EXERCISE DIRECTIONS
Output all of the data below exactly as given.

======== INPUT MATERIAL ========

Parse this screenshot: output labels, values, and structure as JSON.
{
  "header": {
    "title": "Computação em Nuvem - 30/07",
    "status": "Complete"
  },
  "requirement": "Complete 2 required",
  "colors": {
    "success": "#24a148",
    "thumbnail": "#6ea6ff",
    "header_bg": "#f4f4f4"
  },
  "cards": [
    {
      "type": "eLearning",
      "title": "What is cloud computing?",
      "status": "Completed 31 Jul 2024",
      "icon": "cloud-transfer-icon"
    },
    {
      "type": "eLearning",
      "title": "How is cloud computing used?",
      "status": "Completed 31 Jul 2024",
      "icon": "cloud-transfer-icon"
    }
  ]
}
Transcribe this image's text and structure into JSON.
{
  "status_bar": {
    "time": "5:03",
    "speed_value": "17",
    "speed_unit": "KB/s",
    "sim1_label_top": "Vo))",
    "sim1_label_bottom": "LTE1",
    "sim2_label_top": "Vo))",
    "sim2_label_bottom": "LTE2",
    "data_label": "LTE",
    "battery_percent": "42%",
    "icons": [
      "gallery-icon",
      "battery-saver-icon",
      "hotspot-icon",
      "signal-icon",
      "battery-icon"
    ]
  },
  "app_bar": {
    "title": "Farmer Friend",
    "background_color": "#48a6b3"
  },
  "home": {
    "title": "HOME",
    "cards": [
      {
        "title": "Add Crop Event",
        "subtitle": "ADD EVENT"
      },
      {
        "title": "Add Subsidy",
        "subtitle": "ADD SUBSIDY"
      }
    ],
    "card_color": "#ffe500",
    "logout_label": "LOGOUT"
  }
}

========

RIGHT ANSWER
Parse this screenshot: output labels, values, and structure as JSON.
{
  "header": {
    "title": "Computação em Nuvem - 30/07",
    "status": "Complete"
  },
  "requirement": "Complete 2 required",
  "colors": {
    "success": "#24a148",
    "thumbnail": "#6ea6ff",
    "header_bg": "#f4f4f4"
  },
  "cards": [
    {
      "type": "eLearning",
      "title": "What is cloud computing?",
      "status": "Completed 31 Jul 2024",
      "icon": "cloud-transfer-icon"
    },
    {
      "type": "eLearning",
      "title": "How is cloud computing used?",
      "status": "Completed 31 Jul 2024",
      "icon": "cloud-transfer-icon"
    }
  ]
}
Transcribe this image's text and structure into JSON.
{
  "status_bar": {
    "time": "5:03",
    "speed_value": "17",
    "speed_unit": "KB/s",
    "sim1_label_top": "Vo))",
    "sim1_label_bottom": "LTE1",
    "sim2_label_top": "Vo))",
    "sim2_label_bottom": "LTE2",
    "data_label": "LTE",
    "battery_percent": "42%",
    "icons": [
      "gallery-icon",
      "battery-saver-icon",
      "hotspot-icon",
      "signal-icon",
      "battery-icon"
    ]
  },
  "app_bar": {
    "title": "Farmer Friend",
    "background_color": "#48a6b3"
  },
  "home": {
    "title": "HOME",
    "cards": [
      {
        "title": "Add Crop Event",
        "subtitle": "ADD EVENT"
      },
      {
        "title": "Add Subsidy",
        "subtitle": "ADD SUBSIDY"
      }
    ],
    "card_color": "#ffe500",
    "logout_label": "LOGOUT"
  }
}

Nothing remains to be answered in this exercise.